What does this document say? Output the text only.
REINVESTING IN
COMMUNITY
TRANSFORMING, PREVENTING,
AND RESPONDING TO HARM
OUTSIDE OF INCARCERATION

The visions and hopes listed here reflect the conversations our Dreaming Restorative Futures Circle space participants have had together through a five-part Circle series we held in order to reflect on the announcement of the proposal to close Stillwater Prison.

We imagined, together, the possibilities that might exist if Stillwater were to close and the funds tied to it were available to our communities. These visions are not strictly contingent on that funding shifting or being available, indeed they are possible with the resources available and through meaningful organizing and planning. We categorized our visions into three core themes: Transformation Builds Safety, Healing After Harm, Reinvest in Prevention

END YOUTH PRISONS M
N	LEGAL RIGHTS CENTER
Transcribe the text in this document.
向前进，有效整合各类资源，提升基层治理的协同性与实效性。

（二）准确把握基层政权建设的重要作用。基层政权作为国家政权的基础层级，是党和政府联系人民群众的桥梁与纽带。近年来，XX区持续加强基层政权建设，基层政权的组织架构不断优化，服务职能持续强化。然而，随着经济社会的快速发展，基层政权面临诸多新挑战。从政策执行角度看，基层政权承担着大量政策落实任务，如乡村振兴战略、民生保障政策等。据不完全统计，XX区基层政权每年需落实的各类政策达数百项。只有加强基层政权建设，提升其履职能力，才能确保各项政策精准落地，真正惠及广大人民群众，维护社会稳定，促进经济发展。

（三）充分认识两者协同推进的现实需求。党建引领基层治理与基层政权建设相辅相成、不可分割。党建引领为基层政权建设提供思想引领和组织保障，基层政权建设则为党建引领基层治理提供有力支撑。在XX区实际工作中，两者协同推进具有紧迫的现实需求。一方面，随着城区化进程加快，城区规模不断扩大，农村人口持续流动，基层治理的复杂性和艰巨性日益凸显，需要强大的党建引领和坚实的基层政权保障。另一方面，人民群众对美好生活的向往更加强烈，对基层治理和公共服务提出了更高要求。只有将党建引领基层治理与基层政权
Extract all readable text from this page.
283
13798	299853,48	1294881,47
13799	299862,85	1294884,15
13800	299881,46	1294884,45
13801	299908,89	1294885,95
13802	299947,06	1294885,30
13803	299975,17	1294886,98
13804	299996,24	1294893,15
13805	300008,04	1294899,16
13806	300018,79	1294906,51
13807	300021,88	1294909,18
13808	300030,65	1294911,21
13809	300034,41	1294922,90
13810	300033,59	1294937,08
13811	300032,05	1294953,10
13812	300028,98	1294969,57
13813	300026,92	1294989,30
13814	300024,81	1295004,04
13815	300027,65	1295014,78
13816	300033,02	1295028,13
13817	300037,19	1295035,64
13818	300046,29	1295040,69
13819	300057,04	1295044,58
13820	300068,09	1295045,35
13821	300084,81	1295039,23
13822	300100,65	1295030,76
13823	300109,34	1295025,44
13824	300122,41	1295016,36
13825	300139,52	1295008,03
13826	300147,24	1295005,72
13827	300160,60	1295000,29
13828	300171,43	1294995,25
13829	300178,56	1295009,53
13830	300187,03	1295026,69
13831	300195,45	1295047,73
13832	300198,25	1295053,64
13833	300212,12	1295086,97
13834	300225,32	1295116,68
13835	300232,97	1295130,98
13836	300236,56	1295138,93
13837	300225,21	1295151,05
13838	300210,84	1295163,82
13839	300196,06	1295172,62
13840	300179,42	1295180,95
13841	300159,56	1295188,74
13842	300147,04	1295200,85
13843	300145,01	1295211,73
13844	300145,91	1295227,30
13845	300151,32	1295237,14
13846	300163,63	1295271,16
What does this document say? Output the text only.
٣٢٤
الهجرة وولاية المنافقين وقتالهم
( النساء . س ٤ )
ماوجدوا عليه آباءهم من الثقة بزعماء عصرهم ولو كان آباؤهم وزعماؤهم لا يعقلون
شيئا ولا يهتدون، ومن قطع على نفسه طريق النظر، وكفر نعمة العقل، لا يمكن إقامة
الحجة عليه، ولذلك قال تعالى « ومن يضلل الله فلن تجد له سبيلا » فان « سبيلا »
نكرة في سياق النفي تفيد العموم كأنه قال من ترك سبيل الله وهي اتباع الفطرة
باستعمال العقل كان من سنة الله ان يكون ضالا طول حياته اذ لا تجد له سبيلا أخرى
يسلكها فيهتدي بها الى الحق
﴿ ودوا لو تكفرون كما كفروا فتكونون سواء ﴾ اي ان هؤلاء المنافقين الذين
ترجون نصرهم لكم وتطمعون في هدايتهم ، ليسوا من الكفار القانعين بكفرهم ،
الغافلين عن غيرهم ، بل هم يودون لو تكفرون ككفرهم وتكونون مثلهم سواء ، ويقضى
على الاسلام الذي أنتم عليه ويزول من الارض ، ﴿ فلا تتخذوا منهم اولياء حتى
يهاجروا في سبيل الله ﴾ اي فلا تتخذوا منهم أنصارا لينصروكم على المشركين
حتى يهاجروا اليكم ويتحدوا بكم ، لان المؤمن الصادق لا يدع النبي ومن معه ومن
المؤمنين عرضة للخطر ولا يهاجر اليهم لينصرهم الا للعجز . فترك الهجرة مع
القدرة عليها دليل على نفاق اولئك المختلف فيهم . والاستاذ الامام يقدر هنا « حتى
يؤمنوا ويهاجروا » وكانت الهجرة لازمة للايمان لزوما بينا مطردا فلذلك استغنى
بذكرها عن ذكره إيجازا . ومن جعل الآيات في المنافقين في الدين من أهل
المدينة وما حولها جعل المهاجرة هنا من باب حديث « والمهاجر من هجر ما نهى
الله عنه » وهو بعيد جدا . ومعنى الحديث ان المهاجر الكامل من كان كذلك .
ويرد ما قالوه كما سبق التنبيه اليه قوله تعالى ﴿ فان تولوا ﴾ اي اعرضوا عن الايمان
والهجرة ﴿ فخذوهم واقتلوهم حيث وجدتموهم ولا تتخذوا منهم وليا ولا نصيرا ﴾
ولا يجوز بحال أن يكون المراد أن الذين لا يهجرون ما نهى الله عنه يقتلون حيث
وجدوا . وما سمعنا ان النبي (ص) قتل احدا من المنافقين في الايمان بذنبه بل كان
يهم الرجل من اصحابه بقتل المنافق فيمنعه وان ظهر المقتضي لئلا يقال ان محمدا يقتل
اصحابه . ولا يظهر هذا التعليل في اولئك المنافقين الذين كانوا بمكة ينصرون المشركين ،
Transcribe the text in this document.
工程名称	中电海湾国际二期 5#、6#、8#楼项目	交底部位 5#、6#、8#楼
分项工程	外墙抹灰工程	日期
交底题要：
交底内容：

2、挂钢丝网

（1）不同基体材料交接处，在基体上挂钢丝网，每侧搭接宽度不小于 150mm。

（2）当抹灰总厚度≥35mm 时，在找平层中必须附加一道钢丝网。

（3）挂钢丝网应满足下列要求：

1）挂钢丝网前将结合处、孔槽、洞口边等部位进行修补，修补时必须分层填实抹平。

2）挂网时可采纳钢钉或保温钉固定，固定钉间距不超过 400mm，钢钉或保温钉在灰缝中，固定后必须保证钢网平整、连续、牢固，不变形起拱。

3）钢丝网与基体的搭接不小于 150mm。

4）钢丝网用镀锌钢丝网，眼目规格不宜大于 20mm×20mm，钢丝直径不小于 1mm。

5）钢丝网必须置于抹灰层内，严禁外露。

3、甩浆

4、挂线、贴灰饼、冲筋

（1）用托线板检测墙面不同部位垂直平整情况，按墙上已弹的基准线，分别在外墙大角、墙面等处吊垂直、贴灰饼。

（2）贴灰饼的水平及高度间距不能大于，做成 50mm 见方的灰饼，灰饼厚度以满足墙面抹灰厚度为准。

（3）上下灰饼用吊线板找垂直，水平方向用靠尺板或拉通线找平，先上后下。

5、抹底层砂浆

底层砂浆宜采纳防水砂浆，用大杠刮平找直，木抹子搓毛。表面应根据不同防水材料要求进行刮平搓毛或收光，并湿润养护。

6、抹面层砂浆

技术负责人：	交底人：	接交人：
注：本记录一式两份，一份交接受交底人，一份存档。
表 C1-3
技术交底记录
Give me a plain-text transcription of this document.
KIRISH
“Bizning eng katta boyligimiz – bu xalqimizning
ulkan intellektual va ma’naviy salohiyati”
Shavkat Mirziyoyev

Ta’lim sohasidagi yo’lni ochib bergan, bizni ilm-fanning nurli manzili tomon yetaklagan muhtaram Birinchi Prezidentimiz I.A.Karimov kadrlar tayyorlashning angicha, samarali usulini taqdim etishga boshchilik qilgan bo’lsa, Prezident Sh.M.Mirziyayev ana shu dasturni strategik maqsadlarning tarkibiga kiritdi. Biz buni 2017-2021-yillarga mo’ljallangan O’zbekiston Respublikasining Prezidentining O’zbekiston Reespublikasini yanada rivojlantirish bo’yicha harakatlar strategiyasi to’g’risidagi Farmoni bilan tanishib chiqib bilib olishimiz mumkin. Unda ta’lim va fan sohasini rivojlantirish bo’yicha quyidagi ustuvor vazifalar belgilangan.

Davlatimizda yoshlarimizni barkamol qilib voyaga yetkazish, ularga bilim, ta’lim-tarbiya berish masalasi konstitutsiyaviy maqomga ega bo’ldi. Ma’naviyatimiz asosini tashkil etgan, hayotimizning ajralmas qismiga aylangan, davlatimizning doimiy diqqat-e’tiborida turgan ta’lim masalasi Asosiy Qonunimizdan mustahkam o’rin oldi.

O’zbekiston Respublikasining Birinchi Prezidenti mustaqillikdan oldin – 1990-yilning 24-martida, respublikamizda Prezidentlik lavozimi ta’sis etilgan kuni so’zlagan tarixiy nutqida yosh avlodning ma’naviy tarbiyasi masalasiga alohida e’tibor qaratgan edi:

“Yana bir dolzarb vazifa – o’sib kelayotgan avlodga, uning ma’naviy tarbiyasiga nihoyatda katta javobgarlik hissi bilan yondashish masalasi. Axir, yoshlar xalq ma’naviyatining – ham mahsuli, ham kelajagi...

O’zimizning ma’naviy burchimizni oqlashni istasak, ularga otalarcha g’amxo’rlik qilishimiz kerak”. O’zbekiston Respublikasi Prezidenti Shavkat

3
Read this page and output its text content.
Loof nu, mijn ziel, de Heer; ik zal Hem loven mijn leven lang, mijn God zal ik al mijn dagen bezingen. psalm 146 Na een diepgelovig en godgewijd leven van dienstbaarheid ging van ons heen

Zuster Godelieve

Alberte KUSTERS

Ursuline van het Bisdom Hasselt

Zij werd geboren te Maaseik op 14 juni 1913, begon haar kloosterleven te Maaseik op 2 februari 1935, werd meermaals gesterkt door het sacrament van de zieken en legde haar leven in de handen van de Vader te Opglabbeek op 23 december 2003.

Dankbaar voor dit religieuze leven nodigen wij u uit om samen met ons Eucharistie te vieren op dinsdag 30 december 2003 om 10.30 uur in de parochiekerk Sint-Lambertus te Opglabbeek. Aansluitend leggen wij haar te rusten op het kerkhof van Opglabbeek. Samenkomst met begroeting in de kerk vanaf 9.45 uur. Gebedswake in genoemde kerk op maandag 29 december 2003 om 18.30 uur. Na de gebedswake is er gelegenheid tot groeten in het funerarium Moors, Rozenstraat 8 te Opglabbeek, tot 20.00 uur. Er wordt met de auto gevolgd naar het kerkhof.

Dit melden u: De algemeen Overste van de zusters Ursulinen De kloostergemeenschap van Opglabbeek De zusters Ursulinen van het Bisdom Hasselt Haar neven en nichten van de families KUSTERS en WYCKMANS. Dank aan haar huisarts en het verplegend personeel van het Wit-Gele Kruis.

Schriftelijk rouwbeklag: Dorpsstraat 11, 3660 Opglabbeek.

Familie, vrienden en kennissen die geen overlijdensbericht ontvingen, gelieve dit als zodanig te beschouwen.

● Exercise instructions: Which lines include the word "المنافقين"? List them all.

● In response:
الهجرة وولاية المنافقين وقتالهم
﴿ ودوا لو تكفرون كما كفروا فتكونون سواء ﴾ اي ان هؤلاء المنافقين الذين
بذكرها عن ذكره إيجازا . ومن جعل الآيات في المنافقين في الدين من أهل
وجدوا . وما سمعنا ان النبي (ص) قتل احدا من المنافقين في الايمان بذنبه بل كان
اصحابه . ولا يظهر هذا التعليل في اولئك المنافقين الذين كانوا بمكة ينصرون المشركين ،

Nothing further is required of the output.